» **EXTRAIT DU TEXTE**:
┌──
Auteur : Hunter S. Thompson
Editions :
Robert Laffont, Pavillons, 2000 -épuisé
Folio, Septembre 2010, 330 pages - 6,60€
Paul Kemp est un journaliste de seconde zone fraichement débarqué à Puerto Rico. Il vient de décrocher un boulot dans un journal local, le San Juan daily news. Motivé et prêt à croquer le monde, il va pourtant découvrir une équipe de journalistes, plus occupés à courir les bars et à se pinter au rhum qu'à faire sérieusement leur boulot. Intégrant le groupe, il va peu à peu se laisser entrainer dans l'ambiance caraibéenne pour mieux oublier ses illusions de réussite.
Premier roman du célèbre Thompson, "Rhum express" s'appuie sur l'expérience personnelle de l'auteur qui travailla pour un journal sportif local à Puerto Rico.
└──
» **TRAVAIL À FAIRE**:
a – Relevez tous les nombres écrits en chiffres dans la présentation du roman « Rhum express ».
b – Réécrivez les enregistrements depuis leur début jusqu'à la ligne contenant « The charging station 40 is at (368, 889). », celle-ci comprise, en remplaçant « Bluetooth » par « Wi-Fi » et sans rien changer d'autre.

» **DONNÉES FOURNIES**:
┌──
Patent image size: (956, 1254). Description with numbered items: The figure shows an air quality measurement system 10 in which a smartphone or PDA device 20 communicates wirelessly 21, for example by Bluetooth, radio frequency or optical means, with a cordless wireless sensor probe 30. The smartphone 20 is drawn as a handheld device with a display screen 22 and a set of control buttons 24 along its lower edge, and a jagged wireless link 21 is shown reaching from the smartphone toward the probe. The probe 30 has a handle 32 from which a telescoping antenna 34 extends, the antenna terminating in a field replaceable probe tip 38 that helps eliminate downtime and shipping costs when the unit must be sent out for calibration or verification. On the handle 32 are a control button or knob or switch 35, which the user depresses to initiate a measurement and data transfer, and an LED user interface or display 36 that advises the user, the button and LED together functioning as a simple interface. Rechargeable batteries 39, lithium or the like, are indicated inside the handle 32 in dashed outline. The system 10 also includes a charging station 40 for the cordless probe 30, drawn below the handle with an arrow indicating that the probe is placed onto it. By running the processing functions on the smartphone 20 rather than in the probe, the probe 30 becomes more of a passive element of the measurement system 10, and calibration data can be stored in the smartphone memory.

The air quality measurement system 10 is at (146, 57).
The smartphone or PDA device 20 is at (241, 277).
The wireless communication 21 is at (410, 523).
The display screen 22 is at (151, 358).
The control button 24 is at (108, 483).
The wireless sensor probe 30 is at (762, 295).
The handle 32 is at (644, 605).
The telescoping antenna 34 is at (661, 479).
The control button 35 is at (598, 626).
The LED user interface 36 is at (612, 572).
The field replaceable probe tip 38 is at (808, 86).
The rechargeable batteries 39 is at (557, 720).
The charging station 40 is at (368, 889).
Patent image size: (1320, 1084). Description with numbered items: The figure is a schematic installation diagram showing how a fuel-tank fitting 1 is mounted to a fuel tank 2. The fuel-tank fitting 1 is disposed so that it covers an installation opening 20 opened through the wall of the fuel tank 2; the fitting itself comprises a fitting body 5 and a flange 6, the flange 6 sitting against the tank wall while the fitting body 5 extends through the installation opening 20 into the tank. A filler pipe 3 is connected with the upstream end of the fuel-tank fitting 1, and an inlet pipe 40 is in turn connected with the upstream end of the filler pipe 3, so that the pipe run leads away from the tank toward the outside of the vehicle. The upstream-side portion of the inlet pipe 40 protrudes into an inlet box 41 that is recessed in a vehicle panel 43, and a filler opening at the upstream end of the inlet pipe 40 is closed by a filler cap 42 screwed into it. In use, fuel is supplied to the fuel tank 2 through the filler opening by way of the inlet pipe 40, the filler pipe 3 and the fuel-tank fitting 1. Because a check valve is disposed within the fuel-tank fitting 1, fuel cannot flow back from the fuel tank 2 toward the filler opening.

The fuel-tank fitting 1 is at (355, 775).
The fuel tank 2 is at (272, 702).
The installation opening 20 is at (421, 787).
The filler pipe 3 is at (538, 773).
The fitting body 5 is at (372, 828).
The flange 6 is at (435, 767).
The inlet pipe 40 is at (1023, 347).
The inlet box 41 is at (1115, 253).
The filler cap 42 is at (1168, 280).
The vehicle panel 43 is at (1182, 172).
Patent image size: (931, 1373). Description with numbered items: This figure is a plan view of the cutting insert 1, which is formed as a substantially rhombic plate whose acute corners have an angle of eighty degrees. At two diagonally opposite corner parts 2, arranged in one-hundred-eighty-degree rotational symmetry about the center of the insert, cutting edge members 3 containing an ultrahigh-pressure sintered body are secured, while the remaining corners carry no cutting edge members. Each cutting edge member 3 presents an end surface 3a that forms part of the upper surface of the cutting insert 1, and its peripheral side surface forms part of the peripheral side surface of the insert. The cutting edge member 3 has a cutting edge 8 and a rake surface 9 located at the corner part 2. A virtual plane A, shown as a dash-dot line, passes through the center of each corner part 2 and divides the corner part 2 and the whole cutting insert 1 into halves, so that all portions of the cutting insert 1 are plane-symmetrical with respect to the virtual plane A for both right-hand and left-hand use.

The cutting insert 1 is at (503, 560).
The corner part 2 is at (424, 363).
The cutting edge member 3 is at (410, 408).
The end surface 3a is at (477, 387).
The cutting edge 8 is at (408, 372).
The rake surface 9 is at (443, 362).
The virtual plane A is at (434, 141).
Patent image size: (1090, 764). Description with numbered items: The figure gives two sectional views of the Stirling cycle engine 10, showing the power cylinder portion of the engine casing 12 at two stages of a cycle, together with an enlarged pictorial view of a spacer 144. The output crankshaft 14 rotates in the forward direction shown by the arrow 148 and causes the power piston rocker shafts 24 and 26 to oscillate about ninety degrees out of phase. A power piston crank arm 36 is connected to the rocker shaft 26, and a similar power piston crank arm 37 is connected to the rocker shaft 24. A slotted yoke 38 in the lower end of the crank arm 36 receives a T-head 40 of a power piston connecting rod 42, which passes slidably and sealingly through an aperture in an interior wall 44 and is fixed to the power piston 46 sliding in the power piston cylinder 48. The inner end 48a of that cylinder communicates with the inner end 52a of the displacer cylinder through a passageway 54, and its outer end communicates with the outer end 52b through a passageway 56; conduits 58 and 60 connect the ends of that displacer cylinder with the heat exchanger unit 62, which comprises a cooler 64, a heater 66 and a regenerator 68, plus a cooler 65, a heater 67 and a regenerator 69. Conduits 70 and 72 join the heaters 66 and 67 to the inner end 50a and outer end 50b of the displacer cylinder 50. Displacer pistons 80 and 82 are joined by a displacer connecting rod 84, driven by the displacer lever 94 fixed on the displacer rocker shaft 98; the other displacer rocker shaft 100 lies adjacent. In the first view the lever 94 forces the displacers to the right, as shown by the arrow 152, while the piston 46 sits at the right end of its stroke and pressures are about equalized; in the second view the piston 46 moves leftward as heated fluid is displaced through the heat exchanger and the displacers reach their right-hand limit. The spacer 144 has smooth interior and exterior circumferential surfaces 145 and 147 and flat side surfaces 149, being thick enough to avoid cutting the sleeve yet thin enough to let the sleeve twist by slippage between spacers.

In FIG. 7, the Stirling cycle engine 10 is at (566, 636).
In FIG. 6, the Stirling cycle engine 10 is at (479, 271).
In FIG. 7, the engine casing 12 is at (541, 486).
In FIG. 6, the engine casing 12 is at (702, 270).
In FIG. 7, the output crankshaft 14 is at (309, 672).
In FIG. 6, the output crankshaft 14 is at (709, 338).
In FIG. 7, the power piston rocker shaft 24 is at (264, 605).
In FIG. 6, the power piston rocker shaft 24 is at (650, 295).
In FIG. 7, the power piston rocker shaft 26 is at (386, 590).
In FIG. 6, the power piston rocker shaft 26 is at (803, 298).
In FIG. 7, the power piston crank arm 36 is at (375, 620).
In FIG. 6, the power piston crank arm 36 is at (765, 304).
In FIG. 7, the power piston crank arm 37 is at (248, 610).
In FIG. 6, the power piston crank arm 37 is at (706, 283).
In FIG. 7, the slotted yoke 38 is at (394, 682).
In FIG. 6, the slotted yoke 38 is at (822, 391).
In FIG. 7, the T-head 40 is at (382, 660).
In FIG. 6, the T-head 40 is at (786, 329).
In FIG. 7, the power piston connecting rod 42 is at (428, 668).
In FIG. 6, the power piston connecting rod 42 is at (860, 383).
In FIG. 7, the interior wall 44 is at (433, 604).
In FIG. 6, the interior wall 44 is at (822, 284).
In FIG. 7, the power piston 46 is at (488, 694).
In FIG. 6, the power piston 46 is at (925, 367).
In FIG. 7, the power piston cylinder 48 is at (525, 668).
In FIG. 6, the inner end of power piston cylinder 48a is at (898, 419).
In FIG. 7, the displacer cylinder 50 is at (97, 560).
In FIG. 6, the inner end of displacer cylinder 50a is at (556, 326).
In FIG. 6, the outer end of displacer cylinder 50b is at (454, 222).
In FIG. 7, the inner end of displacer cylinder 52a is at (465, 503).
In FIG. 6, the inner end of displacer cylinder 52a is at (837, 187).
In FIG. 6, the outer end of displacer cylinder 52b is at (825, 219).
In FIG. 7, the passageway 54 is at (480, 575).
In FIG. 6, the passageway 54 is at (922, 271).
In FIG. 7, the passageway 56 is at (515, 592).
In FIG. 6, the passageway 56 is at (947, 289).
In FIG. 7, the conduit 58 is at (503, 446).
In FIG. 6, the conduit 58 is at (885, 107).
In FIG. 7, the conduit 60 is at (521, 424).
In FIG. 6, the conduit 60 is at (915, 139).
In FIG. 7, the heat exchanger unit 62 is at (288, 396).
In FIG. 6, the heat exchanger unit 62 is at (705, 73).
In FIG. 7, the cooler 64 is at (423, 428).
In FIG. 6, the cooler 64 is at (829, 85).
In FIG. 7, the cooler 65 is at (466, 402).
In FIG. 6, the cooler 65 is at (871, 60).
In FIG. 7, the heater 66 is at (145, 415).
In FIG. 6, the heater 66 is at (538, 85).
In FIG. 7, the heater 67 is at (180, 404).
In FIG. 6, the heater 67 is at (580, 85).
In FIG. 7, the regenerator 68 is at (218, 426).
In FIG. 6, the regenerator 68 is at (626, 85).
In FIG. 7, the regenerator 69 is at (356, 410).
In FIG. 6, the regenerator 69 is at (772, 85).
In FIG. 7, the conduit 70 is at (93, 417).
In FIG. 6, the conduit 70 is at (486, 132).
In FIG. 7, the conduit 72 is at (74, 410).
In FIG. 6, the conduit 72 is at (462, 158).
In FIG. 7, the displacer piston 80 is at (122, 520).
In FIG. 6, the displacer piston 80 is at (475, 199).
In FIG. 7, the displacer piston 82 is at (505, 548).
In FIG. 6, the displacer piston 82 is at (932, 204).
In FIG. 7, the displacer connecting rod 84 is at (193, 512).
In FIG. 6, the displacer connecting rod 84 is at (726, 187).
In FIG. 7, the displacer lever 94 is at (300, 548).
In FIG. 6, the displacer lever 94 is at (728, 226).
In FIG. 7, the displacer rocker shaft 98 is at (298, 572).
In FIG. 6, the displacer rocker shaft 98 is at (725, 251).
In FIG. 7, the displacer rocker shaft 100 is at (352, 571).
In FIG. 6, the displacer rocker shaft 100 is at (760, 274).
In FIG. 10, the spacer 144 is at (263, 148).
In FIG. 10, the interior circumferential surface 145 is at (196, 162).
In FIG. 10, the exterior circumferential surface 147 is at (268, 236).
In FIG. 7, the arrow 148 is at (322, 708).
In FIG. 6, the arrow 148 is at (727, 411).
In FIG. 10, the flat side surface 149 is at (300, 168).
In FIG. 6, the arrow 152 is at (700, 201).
└──
» **RÉPONSES ATTENDUES**:
a – 2000, 2010, 330, 6,60

b –
Patent image size: (956, 1254). Description with numbered items: The figure shows an air quality measurement system 10 in which a smartphone or PDA device 20 communicates wirelessly 21, for example by Wi-Fi, radio frequency or optical means, with a cordless wireless sensor probe 30. The smartphone 20 is drawn as a handheld device with a display screen 22 and a set of control buttons 24 along its lower edge, and a jagged wireless link 21 is shown reaching from the smartphone toward the probe. The probe 30 has a handle 32 from which a telescoping antenna 34 extends, the antenna terminating in a field replaceable probe tip 38 that helps eliminate downtime and shipping costs when the unit must be sent out for calibration or verification. On the handle 32 are a control button or knob or switch 35, which the user depresses to initiate a measurement and data transfer, and an LED user interface or display 36 that advises the user, the button and LED together functioning as a simple interface. Rechargeable batteries 39, lithium or the like, are indicated inside the handle 32 in dashed outline. The system 10 also includes a charging station 40 for the cordless probe 30, drawn below the handle with an arrow indicating that the probe is placed onto it. By running the processing functions on the smartphone 20 rather than in the probe, the probe 30 becomes more of a passive element of the measurement system 10, and calibration data can be stored in the smartphone memory.

The air quality measurement system 10 is at (146, 57).
The smartphone or PDA device 20 is at (241, 277).
The wireless communication 21 is at (410, 523).
The display screen 22 is at (151, 358).
The control button 24 is at (108, 483).
The wireless sensor probe 30 is at (762, 295).
The handle 32 is at (644, 605).
The telescoping antenna 34 is at (661, 479).
The control button 35 is at (598, 626).
The LED user interface 36 is at (612, 572).
The field replaceable probe tip 38 is at (808, 86).
The rechargeable batteries 39 is at (557, 720).
The charging station 40 is at (368, 889).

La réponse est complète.